Excerpts from a layout annotation set:
-*-

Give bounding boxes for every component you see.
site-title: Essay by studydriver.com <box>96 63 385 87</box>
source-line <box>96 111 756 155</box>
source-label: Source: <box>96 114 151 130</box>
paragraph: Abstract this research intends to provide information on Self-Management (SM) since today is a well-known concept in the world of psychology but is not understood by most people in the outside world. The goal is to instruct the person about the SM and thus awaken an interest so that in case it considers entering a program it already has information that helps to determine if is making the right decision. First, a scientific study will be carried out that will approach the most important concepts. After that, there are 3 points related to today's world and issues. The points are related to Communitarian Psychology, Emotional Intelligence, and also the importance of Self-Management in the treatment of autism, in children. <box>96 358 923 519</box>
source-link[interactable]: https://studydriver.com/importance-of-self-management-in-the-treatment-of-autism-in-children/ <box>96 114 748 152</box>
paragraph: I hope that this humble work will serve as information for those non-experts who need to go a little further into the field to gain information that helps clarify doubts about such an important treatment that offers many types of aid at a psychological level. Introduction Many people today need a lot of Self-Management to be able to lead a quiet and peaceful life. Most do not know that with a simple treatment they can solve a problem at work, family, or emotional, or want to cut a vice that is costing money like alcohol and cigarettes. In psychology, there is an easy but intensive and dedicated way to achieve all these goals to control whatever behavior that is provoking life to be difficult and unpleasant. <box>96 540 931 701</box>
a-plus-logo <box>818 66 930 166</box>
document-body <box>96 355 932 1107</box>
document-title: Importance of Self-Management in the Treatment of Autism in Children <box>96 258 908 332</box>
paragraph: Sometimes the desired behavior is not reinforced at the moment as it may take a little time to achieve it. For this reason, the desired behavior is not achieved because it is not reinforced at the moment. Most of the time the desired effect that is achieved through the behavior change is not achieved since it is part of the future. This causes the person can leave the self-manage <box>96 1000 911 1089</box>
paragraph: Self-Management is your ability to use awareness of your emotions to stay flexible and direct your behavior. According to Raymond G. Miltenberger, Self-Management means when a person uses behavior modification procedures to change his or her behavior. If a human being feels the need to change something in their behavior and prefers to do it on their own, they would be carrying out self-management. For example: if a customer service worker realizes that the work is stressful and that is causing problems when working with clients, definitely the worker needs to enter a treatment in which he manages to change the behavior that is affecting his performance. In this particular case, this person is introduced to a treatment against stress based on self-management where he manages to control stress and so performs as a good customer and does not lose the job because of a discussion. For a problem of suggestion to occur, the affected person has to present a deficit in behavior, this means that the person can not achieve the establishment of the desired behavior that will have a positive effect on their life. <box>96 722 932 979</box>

-*-

[WHAT IS ASKED] Reproduce everything from the start of the lines down to the line containing "114 748 152</box>", switching "paragraph" to "text-block" and leaving all else unchanged.

[RESPONSE TO THIS EXERCISE]
Give bounding boxes for every component you see.
site-title: Essay by studydriver.com <box>96 63 385 87</box>
source-line <box>96 111 756 155</box>
source-label: Source: <box>96 114 151 130</box>
text-block: Abstract this research intends to provide information on Self-Management (SM) since today is a well-known concept in the world of psychology but is not understood by most people in the outside world. The goal is to instruct the person about the SM and thus awaken an interest so that in case it considers entering a program it already has information that helps to determine if is making the right decision. First, a scientific study will be carried out that will approach the most important concepts. After that, there are 3 points related to today's world and issues. The points are related to Communitarian Psychology, Emotional Intelligence, and also the importance of Self-Management in the treatment of autism, in children. <box>96 358 923 519</box>
source-link[interactable]: https://studydriver.com/importance-of-self-management-in-the-treatment-of-autism-in-children/ <box>96 114 748 152</box>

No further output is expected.